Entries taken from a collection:

· · · · · · ·

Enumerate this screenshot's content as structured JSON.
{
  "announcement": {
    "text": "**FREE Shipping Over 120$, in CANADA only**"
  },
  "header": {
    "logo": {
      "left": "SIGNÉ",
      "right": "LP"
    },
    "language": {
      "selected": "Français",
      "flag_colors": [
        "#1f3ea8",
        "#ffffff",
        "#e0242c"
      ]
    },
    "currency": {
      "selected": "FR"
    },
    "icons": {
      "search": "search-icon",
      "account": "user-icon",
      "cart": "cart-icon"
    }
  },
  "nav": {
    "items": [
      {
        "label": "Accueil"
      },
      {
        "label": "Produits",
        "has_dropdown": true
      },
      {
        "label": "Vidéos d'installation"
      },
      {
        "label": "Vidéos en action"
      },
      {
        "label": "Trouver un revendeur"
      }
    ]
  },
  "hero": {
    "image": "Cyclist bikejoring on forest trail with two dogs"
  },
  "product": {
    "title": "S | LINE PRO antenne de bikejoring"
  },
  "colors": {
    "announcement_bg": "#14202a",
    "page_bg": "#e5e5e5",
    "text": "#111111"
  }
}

· · · · · · ·

WRITTEN INSTRUCTION →
Copy each entry exactly, with nothing added or dropped.

ANSWER →
Enumerate this screenshot's content as structured JSON.
{
  "announcement": {
    "text": "**FREE Shipping Over 120$, in CANADA only**"
  },
  "header": {
    "logo": {
      "left": "SIGNÉ",
      "right": "LP"
    },
    "language": {
      "selected": "Français",
      "flag_colors": [
        "#1f3ea8",
        "#ffffff",
        "#e0242c"
      ]
    },
    "currency": {
      "selected": "FR"
    },
    "icons": {
      "search": "search-icon",
      "account": "user-icon",
      "cart": "cart-icon"
    }
  },
  "nav": {
    "items": [
      {
        "label": "Accueil"
      },
      {
        "label": "Produits",
        "has_dropdown": true
      },
      {
        "label": "Vidéos d'installation"
      },
      {
        "label": "Vidéos en action"
      },
      {
        "label": "Trouver un revendeur"
      }
    ]
  },
  "hero": {
    "image": "Cyclist bikejoring on forest trail with two dogs"
  },
  "product": {
    "title": "S | LINE PRO antenne de bikejoring"
  },
  "colors": {
    "announcement_bg": "#14202a",
    "page_bg": "#e5e5e5",
    "text": "#111111"
  }
}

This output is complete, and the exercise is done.